» **Prompt**:
Locate the string "внесении" in the listing below. Copy every line where it is found.

» **Available records**:

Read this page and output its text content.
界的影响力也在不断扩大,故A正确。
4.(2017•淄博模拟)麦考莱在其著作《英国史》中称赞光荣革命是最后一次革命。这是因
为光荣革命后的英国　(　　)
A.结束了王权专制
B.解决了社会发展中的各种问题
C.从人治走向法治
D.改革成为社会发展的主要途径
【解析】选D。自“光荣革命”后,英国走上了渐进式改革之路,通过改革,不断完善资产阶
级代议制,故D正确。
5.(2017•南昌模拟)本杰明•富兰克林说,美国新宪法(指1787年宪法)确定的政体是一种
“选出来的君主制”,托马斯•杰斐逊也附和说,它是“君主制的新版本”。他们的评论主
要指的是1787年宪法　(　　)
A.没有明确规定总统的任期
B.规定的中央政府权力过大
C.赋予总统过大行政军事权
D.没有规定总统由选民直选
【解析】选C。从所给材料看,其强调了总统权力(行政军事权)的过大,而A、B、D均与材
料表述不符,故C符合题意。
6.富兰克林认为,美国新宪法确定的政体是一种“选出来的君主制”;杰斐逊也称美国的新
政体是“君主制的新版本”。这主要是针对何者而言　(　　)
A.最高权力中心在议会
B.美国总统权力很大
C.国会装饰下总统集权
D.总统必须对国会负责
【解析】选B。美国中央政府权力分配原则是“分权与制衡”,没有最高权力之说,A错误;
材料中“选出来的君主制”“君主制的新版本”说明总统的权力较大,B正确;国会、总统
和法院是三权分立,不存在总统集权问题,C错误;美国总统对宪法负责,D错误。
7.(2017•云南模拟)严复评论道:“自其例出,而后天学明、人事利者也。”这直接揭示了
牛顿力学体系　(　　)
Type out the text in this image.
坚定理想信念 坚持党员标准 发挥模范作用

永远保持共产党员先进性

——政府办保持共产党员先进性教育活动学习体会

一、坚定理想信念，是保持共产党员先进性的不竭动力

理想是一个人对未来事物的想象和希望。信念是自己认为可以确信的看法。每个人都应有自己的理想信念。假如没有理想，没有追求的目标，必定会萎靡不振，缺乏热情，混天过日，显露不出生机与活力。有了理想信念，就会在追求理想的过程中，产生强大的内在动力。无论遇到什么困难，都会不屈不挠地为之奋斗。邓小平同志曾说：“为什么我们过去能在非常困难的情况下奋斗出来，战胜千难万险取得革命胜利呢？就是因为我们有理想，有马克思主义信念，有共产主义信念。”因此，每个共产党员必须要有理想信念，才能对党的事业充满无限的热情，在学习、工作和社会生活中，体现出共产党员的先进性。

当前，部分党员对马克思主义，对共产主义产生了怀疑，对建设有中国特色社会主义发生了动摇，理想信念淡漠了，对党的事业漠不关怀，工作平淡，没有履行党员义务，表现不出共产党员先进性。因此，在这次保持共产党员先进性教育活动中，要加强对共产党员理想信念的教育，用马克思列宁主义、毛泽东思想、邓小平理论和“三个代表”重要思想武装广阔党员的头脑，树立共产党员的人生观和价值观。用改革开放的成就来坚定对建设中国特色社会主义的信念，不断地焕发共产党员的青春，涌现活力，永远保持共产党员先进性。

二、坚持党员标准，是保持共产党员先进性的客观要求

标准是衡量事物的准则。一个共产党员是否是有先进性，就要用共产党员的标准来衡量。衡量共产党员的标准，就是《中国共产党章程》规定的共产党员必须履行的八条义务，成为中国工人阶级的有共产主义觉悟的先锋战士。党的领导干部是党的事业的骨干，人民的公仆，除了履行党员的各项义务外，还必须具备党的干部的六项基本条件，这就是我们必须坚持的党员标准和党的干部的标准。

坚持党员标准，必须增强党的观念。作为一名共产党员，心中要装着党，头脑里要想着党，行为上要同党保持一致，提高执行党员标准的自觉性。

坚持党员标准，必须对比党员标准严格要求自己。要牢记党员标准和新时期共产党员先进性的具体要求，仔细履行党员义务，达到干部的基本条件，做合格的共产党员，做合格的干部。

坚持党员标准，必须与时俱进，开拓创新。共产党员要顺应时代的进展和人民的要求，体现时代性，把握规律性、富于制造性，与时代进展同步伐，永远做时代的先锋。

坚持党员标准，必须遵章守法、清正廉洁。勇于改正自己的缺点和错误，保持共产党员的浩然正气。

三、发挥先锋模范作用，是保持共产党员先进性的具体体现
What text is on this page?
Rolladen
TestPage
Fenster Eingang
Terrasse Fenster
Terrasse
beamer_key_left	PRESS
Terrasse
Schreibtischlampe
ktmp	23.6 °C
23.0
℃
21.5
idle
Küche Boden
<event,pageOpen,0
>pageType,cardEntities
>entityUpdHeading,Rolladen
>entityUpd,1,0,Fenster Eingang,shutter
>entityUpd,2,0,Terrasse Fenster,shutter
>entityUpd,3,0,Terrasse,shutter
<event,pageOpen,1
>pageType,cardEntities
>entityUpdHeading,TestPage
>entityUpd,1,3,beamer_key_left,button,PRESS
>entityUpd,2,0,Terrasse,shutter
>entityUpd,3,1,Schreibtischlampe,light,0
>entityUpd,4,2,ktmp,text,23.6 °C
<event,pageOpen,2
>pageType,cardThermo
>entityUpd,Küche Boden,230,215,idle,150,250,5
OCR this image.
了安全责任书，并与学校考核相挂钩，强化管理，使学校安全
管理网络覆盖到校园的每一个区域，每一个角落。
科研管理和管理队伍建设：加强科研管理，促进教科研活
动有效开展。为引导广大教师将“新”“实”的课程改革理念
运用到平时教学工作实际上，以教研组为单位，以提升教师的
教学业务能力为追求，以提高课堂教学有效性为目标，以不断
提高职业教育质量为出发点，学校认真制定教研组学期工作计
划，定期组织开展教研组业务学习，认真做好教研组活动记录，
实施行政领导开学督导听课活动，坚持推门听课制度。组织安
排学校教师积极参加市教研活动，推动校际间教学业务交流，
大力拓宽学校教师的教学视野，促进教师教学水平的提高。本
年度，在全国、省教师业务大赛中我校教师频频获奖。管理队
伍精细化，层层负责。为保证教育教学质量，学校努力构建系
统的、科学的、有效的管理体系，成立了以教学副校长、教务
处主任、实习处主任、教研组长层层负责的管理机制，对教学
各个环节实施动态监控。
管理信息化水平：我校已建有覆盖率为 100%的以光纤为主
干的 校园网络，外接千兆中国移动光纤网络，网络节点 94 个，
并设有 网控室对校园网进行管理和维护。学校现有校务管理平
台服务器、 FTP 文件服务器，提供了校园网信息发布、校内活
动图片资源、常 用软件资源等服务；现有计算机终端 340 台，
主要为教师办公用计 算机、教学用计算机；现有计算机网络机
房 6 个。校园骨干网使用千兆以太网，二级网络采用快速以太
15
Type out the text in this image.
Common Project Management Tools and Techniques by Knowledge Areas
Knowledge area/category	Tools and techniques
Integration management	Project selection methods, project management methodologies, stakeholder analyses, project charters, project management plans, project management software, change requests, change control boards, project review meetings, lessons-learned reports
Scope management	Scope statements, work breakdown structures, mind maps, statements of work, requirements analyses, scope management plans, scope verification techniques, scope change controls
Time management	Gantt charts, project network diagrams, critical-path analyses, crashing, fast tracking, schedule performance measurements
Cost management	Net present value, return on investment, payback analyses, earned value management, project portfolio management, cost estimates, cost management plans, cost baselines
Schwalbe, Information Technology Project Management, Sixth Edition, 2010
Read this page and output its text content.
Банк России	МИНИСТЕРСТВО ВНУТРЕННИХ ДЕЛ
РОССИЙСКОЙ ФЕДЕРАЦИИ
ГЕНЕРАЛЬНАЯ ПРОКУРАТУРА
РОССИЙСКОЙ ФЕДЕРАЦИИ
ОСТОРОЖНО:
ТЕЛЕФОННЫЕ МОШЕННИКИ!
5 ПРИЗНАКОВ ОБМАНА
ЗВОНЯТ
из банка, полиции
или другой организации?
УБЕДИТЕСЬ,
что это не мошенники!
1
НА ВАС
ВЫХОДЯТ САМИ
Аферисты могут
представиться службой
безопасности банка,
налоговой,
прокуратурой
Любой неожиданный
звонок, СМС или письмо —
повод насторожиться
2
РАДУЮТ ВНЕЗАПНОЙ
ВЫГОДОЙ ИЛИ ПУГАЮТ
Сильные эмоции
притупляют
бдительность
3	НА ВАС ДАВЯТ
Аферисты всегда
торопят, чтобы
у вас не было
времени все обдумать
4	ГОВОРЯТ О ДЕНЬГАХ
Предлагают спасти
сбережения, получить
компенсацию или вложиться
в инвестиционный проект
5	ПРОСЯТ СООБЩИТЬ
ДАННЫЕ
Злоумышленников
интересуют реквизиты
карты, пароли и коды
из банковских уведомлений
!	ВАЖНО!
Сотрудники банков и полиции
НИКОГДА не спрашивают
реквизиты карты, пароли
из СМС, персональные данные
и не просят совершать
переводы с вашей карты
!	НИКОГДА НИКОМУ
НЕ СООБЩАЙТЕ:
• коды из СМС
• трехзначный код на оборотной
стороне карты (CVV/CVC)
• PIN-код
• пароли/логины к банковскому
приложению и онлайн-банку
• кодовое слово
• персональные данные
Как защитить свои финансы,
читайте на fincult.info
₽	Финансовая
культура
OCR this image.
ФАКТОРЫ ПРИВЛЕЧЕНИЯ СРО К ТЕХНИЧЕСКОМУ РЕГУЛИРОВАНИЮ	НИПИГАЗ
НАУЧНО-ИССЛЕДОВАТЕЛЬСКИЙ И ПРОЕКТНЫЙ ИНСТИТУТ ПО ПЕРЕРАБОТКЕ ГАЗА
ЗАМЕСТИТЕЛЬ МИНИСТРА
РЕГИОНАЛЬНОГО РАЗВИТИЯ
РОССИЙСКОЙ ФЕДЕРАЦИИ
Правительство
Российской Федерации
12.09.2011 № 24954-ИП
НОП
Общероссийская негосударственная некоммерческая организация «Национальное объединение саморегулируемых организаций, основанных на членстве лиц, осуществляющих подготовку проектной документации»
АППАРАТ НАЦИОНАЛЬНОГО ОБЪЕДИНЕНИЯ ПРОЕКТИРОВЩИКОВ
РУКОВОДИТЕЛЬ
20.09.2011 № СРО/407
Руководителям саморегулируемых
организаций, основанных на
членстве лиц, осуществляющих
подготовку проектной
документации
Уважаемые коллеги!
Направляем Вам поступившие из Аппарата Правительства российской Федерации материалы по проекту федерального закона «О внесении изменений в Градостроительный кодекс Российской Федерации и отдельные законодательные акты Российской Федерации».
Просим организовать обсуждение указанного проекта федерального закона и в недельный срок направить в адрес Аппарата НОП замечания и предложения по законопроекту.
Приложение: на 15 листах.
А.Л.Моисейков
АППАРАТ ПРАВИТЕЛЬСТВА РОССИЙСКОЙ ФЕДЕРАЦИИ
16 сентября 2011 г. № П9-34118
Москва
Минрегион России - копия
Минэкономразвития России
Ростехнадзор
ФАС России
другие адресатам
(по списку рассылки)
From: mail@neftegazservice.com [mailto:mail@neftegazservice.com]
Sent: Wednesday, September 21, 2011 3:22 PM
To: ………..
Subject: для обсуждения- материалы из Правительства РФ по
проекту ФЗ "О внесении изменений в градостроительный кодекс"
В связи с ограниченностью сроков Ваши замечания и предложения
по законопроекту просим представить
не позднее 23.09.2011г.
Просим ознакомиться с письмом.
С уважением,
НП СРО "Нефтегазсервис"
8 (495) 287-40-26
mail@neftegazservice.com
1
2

» **Solution to this problem**:
Направляем Вам поступившие из Аппарата Правительства российской Федерации материалы по проекту федерального закона «О внесении изменений в Градостроительный кодекс Российской Федерации и отдельные законодательные акты Российской Федерации».
проекту ФЗ "О внесении изменений в градостроительный кодекс"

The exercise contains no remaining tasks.